§ Data in this exercise:
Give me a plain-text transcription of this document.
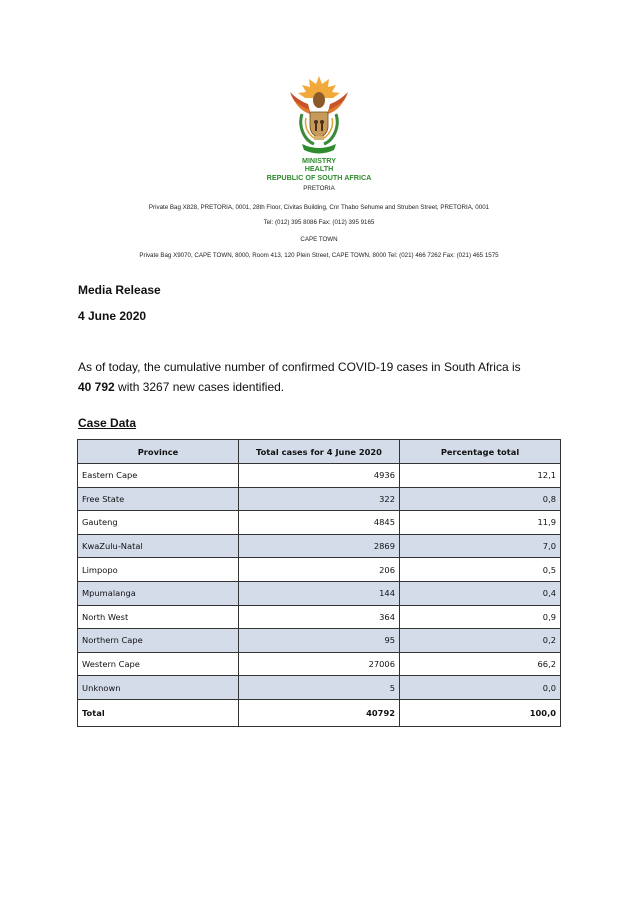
MINISTRY
HEALTH
REPUBLIC OF SOUTH AFRICA
PRETORIA
Private Bag X828, PRETORIA, 0001, 28th Floor, Civitas Building, Cnr Thabo Sehume and Struben Street, PRETORIA, 0001
Tel: (012) 395 8086 Fax: (012) 395 9165
CAPE TOWN
Private Bag X9070, CAPE TOWN, 8000, Room 413, 120 Plein Street, CAPE TOWN, 8000 Tel: (021) 466 7262 Fax: (021) 465 1575
Media Release
4 June 2020
As of today, the cumulative number of confirmed COVID-19 cases in South Africa is
40 792 with 3267 new cases identified.
Case Data
Province	Total cases for 4 June 2020	Percentage total
Eastern Cape	4936	12,1
Free State	322	0,8
Gauteng	4845	11,9
KwaZulu-Natal	2869	7,0
Limpopo	206	0,5
Mpumalanga	144	0,4
North West	364	0,9
Northern Cape	95	0,2
Western Cape	27006	66,2
Unknown	5	0,0
Total	40792	100,0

§ Set problem:
Pictures are to be left out; all else in the entries above is to be quoted exactly.

§ Output of the task:
Give me a plain-text transcription of this document.
MINISTRY
HEALTH
REPUBLIC OF SOUTH AFRICA
PRETORIA
Private Bag X828, PRETORIA, 0001, 28th Floor, Civitas Building, Cnr Thabo Sehume and Struben Street, PRETORIA, 0001
Tel: (012) 395 8086 Fax: (012) 395 9165
CAPE TOWN
Private Bag X9070, CAPE TOWN, 8000, Room 413, 120 Plein Street, CAPE TOWN, 8000 Tel: (021) 466 7262 Fax: (021) 465 1575
Media Release
4 June 2020
As of today, the cumulative number of confirmed COVID-19 cases in South Africa is
40 792 with 3267 new cases identified.
Case Data
Province	Total cases for 4 June 2020	Percentage total
Eastern Cape	4936	12,1
Free State	322	0,8
Gauteng	4845	11,9
KwaZulu-Natal	2869	7,0
Limpopo	206	0,5
Mpumalanga	144	0,4
North West	364	0,9
Northern Cape	95	0,2
Western Cape	27006	66,2
Unknown	5	0,0
Total	40792	100,0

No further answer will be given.